Brief - Go through the listing and copy each line that has the string "bilang" in it.

··· Exercise inputs

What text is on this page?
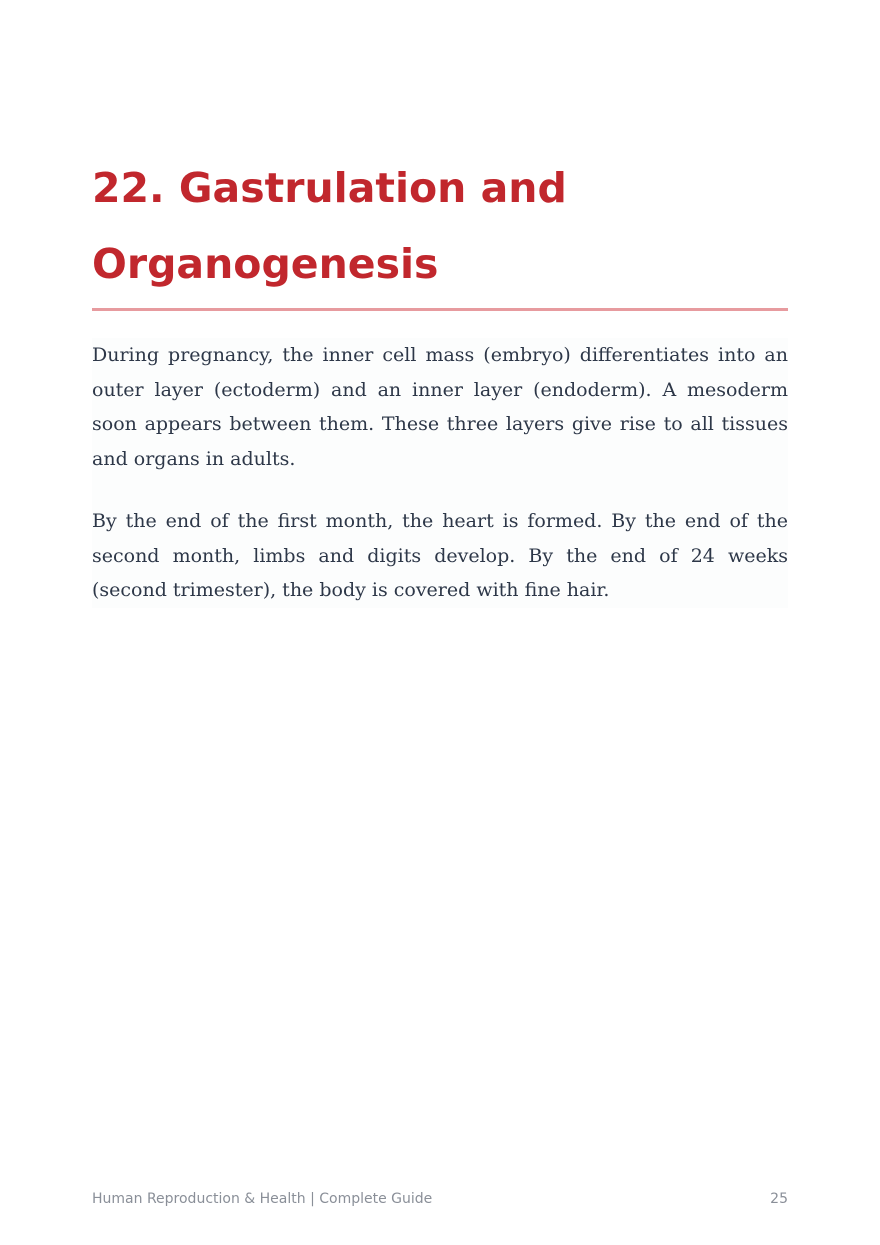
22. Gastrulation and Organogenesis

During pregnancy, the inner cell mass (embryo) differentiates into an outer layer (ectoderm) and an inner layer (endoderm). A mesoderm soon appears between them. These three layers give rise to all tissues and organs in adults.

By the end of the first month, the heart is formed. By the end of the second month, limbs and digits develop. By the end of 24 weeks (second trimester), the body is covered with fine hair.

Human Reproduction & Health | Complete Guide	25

······
··· Exercise inputs

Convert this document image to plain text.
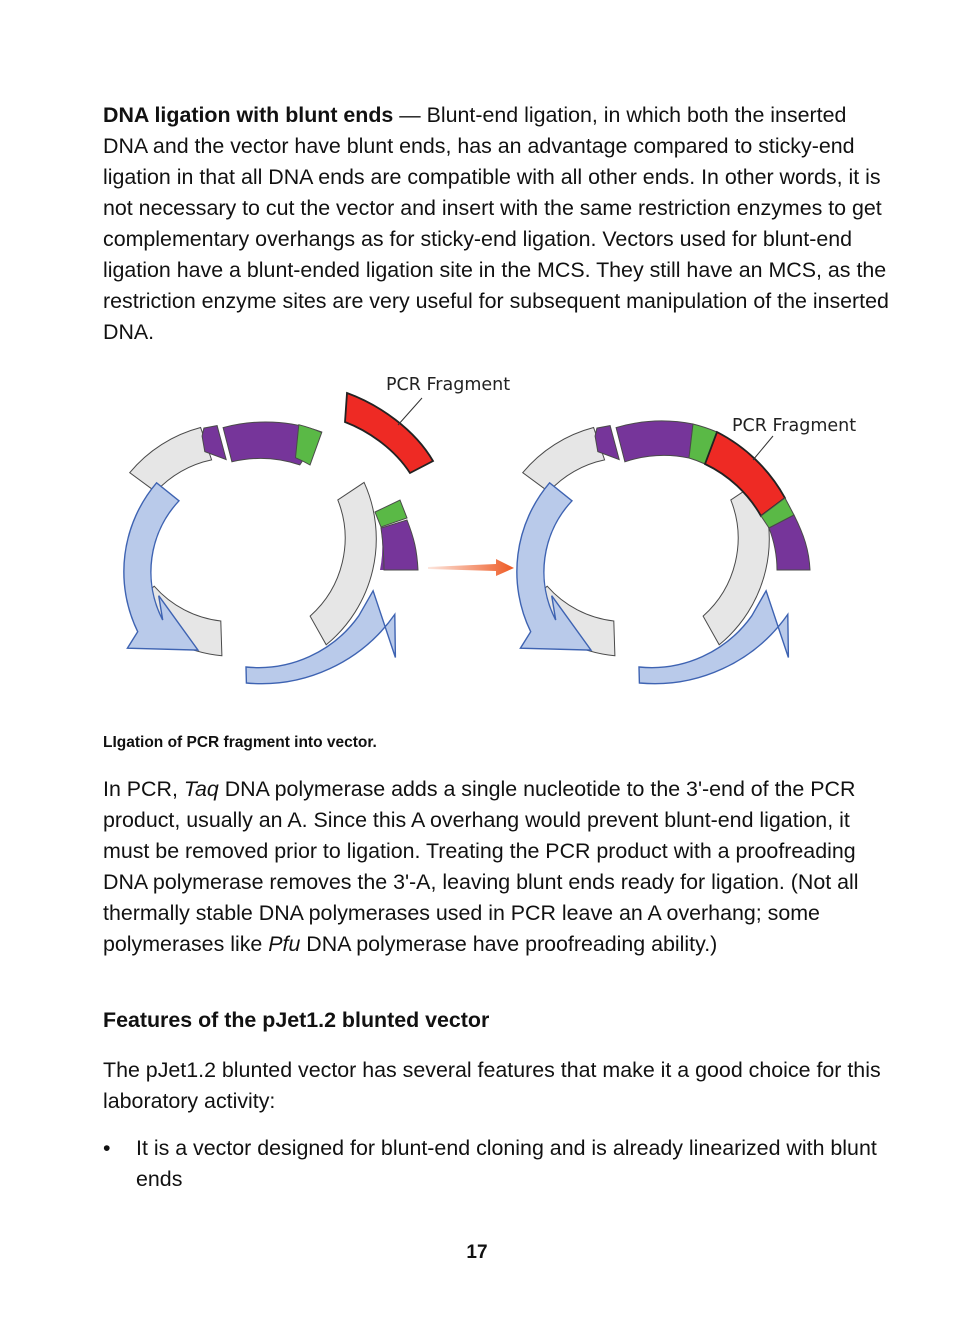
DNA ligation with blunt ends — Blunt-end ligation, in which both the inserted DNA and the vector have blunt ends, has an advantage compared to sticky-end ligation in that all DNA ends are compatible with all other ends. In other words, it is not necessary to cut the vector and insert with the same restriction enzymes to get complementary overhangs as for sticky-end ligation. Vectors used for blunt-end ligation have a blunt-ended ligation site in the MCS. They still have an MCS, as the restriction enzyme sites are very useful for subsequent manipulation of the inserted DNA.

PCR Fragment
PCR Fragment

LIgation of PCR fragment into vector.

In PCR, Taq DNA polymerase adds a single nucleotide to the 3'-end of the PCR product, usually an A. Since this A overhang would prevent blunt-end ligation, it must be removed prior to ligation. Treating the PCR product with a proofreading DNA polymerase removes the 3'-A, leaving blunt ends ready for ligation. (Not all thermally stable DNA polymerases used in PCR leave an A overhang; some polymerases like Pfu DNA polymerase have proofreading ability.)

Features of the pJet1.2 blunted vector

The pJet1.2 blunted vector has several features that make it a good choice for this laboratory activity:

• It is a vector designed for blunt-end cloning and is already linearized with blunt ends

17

······
··· Exercise inputs

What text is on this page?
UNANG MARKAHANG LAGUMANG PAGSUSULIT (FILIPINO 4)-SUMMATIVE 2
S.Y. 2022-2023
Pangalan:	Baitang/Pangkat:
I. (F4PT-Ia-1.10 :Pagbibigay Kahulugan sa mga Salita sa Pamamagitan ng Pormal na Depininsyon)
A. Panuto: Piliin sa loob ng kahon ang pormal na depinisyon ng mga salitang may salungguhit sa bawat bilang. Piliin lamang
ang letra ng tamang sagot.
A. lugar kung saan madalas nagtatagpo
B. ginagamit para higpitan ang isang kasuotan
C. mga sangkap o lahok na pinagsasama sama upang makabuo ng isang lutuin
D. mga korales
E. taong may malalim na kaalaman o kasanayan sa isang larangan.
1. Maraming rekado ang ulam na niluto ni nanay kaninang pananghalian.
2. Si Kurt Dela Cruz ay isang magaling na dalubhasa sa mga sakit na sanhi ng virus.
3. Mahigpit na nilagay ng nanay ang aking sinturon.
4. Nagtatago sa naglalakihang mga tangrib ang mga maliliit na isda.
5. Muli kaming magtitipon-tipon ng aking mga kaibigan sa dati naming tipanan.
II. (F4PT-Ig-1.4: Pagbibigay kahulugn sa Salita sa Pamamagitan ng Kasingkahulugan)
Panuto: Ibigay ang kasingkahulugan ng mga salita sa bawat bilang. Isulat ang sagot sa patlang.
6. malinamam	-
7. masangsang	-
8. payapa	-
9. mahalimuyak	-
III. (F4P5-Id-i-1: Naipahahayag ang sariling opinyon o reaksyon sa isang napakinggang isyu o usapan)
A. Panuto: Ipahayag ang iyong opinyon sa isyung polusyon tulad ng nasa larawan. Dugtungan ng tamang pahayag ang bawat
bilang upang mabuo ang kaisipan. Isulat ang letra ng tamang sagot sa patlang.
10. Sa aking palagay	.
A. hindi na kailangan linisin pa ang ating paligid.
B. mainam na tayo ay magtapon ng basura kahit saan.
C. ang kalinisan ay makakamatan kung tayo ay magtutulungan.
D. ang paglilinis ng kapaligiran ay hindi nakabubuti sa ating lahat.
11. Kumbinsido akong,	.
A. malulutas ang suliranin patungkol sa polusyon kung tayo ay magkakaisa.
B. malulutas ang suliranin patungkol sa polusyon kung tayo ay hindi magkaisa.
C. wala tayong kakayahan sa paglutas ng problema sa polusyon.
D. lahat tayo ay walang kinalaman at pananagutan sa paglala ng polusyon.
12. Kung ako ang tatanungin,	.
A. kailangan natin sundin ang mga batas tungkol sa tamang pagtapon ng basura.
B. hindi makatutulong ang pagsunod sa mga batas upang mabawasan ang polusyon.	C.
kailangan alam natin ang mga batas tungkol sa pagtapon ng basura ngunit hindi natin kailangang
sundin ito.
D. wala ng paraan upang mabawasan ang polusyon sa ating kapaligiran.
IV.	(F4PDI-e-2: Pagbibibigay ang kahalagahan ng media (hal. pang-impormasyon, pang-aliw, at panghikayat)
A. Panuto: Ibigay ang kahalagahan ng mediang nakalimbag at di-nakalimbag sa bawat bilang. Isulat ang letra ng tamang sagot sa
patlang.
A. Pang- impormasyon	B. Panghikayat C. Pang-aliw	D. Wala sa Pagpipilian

······

Result for this exercise -
A. Panuto: Piliin sa loob ng kahon ang pormal na depinisyon ng mga salitang may salungguhit sa bawat bilang. Piliin lamang
Panuto: Ibigay ang kasingkahulugan ng mga salita sa bawat bilang. Isulat ang sagot sa patlang.
bilang upang mabuo ang kaisipan. Isulat ang letra ng tamang sagot sa patlang.
A. Panuto: Ibigay ang kahalagahan ng mediang nakalimbag at di-nakalimbag sa bawat bilang. Isulat ang letra ng tamang sagot sa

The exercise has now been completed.